*Written exercise:*
Omit every picture and write out the rest of the records exactly.

* * * * * * *

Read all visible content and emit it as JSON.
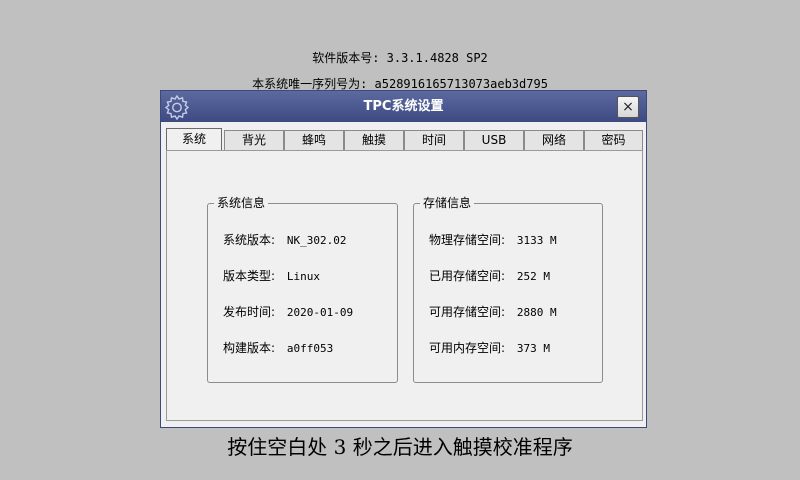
{
  "header": {
    "software_version": "软件版本号: 3.3.1.4828 SP2",
    "serial": "本系统唯一序列号为: a528916165713073aeb3d795"
  },
  "window": {
    "title": "TPC系统设置",
    "close_label": "×"
  },
  "tabs": [
    "系统",
    "背光",
    "蜂鸣",
    "触摸",
    "时间",
    "USB",
    "网络",
    "密码"
  ],
  "system_info": {
    "title": "系统信息",
    "rows": [
      {
        "label": "系统版本:",
        "value": "NK_302.02"
      },
      {
        "label": "版本类型:",
        "value": "Linux"
      },
      {
        "label": "发布时间:",
        "value": "2020-01-09"
      },
      {
        "label": "构建版本:",
        "value": "a0ff053"
      }
    ]
  },
  "storage_info": {
    "title": "存储信息",
    "rows": [
      {
        "label": "物理存储空间:",
        "value": "3133 M"
      },
      {
        "label": "已用存储空间:",
        "value": "252 M"
      },
      {
        "label": "可用存储空间:",
        "value": "2880 M"
      },
      {
        "label": "可用内存空间:",
        "value": "373 M"
      }
    ]
  },
  "footer": {
    "hint": "按住空白处 3 秒之后进入触摸校准程序"
  }
}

* * * * * * *

*Solution to this exercise:*
Read all visible content and emit it as JSON.
{
  "header": {
    "software_version": "软件版本号: 3.3.1.4828 SP2",
    "serial": "本系统唯一序列号为: a528916165713073aeb3d795"
  },
  "window": {
    "title": "TPC系统设置",
    "close_label": "×"
  },
  "tabs": [
    "系统",
    "背光",
    "蜂鸣",
    "触摸",
    "时间",
    "USB",
    "网络",
    "密码"
  ],
  "system_info": {
    "title": "系统信息",
    "rows": [
      {
        "label": "系统版本:",
        "value": "NK_302.02"
      },
      {
        "label": "版本类型:",
        "value": "Linux"
      },
      {
        "label": "发布时间:",
        "value": "2020-01-09"
      },
      {
        "label": "构建版本:",
        "value": "a0ff053"
      }
    ]
  },
  "storage_info": {
    "title": "存储信息",
    "rows": [
      {
        "label": "物理存储空间:",
        "value": "3133 M"
      },
      {
        "label": "已用存储空间:",
        "value": "252 M"
      },
      {
        "label": "可用存储空间:",
        "value": "2880 M"
      },
      {
        "label": "可用内存空间:",
        "value": "373 M"
      }
    ]
  },
  "footer": {
    "hint": "按住空白处 3 秒之后进入触摸校准程序"
  }
}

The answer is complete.